Brief 1 =>
Write out the whole thread about topology-aware routers word for word.

Extract to read =>
start
Create topology-aware routers

Similar to Voldermort's Zones: https://github.com/voldemort/voldemort/wiki/Topology-awareness-capability
Would allow spreading the risk by routing to different instances on different racks or datacenters.

Also see Cassandras RackAwareStrategy: http://wiki.apache.org/cassandra/Operations#Replication
Cassandra's config is like this, with 'Data Center:Rack' mapped to host:port:

#Cassandra Node IP:Port=Data Center:Rack
192.168.1.200\:7000=dc1:r1
192.168.2.300\:7000=dc2:rA

Parsed by: http://svn.apache.org/repos/asf/cassandra/tags/cassandra-0.6.1/contrib/property_snitch/src/java/org/apache/cassandra/locator/PropertyFileEndPointSnitch.java

But I think I prefer Voldemort's scheme. Let's think about what is most useful in our env and come up with our own.

Leave a comment

on 2012-06-16 11:17 *

By Jonas Bonér

Description changed from Similar to Voldermort's Zon... to Similar to Voldermort's Zon...

on 2012-06-16 12:50 *

By Jonas Bonér

Description changed from Similar to Voldermort's Zon... to Similar to Voldermort's Zon...

on 2012-06-16 12:50 *

By Jonas Bonér

Description changed from Similar to Voldermort's Zon... to Similar to Voldermort's Zon...

on 2012-06-16 15:34 *

By Helena Edelson

(Comment removed)

on 2012-06-28 15:16 *

By Patrik Nordwall

Priority changed from Normal (3) to Low (4)
end
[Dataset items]
start
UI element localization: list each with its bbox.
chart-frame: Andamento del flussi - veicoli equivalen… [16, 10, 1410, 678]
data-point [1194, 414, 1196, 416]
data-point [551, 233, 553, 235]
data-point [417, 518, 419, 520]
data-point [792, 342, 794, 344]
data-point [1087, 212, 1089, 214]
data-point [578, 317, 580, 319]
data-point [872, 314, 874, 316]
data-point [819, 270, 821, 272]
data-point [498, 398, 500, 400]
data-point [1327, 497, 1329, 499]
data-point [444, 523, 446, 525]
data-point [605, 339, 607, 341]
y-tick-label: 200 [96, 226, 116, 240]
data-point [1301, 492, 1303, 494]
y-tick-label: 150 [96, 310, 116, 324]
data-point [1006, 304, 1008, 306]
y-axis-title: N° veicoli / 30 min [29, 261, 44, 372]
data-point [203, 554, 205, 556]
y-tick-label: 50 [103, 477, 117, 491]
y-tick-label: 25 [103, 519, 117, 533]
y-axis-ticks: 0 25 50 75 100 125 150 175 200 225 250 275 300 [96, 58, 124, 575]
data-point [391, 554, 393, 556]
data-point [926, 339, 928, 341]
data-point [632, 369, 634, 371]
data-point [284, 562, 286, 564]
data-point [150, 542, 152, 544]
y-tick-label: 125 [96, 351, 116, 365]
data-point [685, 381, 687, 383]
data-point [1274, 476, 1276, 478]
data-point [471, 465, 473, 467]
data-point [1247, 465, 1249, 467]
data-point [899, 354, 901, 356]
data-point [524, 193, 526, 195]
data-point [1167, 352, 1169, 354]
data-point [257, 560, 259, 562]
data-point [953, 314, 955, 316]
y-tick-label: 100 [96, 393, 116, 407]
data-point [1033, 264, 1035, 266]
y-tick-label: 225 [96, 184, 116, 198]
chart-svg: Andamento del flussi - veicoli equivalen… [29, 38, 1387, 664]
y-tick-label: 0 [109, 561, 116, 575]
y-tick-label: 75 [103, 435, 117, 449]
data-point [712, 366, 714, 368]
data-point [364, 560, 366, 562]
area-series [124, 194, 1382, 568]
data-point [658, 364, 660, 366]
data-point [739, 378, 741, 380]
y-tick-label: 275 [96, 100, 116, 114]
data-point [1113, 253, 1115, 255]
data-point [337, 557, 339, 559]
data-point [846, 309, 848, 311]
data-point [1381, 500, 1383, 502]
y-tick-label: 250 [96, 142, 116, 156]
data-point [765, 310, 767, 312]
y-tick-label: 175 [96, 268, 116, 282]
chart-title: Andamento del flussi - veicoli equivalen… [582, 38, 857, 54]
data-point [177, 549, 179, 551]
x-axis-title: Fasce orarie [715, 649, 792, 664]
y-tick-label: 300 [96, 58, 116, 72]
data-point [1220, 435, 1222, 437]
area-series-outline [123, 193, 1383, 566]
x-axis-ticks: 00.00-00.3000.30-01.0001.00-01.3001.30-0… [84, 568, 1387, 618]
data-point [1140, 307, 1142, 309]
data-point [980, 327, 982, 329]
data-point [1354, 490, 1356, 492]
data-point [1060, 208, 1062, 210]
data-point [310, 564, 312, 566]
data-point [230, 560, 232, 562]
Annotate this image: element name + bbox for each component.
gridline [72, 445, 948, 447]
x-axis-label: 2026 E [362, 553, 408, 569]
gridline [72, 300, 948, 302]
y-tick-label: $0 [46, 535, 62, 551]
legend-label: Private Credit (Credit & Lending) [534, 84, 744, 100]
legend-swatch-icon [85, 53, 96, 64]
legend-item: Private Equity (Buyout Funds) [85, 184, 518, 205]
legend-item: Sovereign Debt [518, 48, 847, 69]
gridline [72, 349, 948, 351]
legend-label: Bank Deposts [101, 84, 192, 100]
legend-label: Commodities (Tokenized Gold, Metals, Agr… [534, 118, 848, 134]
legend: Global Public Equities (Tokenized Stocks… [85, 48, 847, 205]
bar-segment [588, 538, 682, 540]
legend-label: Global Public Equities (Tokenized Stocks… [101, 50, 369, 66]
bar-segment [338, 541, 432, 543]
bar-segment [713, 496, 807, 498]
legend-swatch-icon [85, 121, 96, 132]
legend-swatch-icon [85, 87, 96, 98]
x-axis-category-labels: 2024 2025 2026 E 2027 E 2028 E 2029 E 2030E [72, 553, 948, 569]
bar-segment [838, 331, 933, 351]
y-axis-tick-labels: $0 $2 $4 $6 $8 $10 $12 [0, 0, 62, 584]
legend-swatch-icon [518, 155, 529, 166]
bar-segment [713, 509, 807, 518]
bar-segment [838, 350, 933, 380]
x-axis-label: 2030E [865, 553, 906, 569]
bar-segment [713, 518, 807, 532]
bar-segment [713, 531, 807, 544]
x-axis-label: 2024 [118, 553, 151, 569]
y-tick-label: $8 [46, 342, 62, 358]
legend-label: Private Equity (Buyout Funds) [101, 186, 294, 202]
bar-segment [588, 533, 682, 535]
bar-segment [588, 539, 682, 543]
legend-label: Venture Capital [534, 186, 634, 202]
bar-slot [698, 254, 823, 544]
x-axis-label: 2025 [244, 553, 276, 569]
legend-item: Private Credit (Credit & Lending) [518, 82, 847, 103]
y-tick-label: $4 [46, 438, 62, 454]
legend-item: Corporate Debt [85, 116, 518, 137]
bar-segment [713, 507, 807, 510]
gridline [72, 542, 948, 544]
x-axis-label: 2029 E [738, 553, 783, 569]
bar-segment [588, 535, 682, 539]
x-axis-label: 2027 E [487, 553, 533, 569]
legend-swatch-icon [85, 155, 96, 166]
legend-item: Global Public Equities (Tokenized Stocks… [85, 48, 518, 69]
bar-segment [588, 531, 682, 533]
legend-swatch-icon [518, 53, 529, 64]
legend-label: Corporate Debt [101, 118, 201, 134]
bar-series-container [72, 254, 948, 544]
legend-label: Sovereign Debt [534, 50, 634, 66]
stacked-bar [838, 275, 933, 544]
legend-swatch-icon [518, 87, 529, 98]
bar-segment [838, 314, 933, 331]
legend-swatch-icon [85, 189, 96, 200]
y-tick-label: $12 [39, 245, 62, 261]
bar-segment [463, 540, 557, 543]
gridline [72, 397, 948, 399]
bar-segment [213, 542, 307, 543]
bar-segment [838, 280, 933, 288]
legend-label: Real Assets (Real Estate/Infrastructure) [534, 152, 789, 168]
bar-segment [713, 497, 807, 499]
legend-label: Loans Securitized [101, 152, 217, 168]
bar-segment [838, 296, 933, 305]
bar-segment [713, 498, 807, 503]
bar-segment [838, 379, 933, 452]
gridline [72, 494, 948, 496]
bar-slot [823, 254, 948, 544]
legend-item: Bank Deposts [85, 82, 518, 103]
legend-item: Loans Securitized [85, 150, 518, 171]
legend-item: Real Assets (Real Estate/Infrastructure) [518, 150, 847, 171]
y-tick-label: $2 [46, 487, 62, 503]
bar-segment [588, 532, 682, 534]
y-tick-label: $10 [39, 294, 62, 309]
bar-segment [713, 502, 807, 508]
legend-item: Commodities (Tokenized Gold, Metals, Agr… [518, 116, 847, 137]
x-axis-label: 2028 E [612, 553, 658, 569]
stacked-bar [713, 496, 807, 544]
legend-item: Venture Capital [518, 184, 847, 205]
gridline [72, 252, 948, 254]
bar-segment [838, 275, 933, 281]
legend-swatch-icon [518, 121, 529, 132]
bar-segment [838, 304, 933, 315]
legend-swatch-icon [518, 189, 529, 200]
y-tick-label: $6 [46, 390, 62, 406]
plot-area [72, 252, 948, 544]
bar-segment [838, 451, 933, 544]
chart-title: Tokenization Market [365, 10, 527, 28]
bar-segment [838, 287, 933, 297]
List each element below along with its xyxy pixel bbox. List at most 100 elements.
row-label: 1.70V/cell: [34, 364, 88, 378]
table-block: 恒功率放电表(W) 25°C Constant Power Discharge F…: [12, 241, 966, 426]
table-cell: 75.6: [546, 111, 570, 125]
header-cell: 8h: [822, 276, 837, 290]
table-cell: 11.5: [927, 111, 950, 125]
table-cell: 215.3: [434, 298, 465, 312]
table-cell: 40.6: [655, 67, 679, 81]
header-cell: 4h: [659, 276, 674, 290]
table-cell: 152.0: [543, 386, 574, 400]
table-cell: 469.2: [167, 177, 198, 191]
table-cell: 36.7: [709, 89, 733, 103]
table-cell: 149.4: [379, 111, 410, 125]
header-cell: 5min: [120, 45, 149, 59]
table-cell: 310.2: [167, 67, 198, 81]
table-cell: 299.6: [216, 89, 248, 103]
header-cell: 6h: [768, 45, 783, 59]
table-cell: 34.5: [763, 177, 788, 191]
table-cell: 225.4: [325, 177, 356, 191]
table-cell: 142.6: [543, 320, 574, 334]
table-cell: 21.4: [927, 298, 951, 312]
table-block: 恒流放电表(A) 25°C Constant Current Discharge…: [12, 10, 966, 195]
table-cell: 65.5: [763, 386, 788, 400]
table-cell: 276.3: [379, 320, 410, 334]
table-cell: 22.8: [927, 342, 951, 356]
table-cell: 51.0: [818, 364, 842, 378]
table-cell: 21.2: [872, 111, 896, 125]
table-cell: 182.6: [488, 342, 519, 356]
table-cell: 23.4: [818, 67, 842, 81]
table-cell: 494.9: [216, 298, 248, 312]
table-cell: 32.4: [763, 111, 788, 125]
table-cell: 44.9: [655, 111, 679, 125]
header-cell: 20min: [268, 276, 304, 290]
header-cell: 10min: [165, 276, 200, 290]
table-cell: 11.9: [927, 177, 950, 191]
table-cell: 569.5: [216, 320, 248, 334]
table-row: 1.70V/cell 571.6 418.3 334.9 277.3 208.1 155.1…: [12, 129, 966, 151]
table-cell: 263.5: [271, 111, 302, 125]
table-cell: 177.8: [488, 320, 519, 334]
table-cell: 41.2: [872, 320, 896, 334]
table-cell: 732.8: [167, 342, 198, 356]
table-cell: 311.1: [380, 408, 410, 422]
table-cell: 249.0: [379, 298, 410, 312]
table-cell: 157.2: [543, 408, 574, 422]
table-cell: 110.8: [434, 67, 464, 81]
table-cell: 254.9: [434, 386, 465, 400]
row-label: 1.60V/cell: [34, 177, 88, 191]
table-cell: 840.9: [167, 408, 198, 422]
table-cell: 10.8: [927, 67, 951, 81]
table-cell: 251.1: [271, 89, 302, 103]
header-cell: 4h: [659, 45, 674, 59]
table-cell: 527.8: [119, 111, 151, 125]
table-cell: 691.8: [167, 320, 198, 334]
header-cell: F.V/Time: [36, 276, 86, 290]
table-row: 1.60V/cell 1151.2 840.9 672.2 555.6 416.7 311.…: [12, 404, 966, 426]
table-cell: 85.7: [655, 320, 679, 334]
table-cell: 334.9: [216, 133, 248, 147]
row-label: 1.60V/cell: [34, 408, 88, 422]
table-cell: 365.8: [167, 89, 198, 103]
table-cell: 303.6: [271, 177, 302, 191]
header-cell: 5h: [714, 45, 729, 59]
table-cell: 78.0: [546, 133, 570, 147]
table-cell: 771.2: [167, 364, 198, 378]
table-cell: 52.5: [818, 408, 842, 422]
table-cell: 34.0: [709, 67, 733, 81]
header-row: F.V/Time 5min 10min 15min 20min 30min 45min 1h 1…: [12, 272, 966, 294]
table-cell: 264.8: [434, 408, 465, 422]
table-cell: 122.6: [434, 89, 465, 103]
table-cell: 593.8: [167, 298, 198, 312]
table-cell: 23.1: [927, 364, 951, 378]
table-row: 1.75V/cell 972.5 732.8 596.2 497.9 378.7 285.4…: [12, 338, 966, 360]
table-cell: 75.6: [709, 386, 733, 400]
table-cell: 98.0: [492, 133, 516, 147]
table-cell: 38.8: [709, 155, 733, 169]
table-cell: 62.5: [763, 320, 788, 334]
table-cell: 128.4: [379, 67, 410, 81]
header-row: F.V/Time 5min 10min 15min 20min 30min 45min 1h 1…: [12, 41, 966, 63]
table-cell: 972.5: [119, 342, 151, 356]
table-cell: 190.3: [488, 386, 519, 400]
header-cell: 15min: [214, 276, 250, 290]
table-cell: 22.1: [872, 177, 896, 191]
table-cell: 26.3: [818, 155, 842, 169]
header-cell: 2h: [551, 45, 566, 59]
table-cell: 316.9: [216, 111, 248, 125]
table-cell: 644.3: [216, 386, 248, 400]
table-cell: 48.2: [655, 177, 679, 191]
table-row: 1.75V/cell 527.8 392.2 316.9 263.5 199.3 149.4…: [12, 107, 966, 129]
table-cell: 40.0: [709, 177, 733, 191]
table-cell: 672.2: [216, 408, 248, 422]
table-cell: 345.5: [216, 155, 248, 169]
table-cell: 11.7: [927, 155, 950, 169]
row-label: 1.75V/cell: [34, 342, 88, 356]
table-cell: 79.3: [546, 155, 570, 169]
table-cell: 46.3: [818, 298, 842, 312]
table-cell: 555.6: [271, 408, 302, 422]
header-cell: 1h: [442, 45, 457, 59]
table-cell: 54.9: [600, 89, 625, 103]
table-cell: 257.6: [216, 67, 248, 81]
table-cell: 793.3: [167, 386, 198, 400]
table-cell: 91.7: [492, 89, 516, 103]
end
Brief 2 =>
Return the lines of the records word for word, starting at the first line of the records and stopping after the line that contains "data-point [792, 342, 794, 344]", with both of those lines included.

Exercise response 1 =>
Create topology-aware routers

Similar to Voldermort's Zones: https://github.com/voldemort/voldemort/wiki/Topology-awareness-capability
Would allow spreading the risk by routing to different instances on different racks or datacenters.

Also see Cassandras RackAwareStrategy: http://wiki.apache.org/cassandra/Operations#Replication
Cassandra's config is like this, with 'Data Center:Rack' mapped to host:port:

#Cassandra Node IP:Port=Data Center:Rack
192.168.1.200\:7000=dc1:r1
192.168.2.300\:7000=dc2:rA

Parsed by: http://svn.apache.org/repos/asf/cassandra/tags/cassandra-0.6.1/contrib/property_snitch/src/java/org/apache/cassandra/locator/PropertyFileEndPointSnitch.java

But I think I prefer Voldemort's scheme. Let's think about what is most useful in our env and come up with our own.

Leave a comment

on 2012-06-16 11:17 *

By Jonas Bonér

Description changed from Similar to Voldermort's Zon... to Similar to Voldermort's Zon...

on 2012-06-16 12:50 *

By Jonas Bonér

Description changed from Similar to Voldermort's Zon... to Similar to Voldermort's Zon...

on 2012-06-16 12:50 *

By Jonas Bonér

Description changed from Similar to Voldermort's Zon... to Similar to Voldermort's Zon...

on 2012-06-16 15:34 *

By Helena Edelson

(Comment removed)

on 2012-06-28 15:16 *

By Patrik Nordwall

Priority changed from Normal (3) to Low (4)

Exercise response 2 =>
UI element localization: list each with its bbox.
chart-frame: Andamento del flussi - veicoli equivalen… [16, 10, 1410, 678]
data-point [1194, 414, 1196, 416]
data-point [551, 233, 553, 235]
data-point [417, 518, 419, 520]
data-point [792, 342, 794, 344]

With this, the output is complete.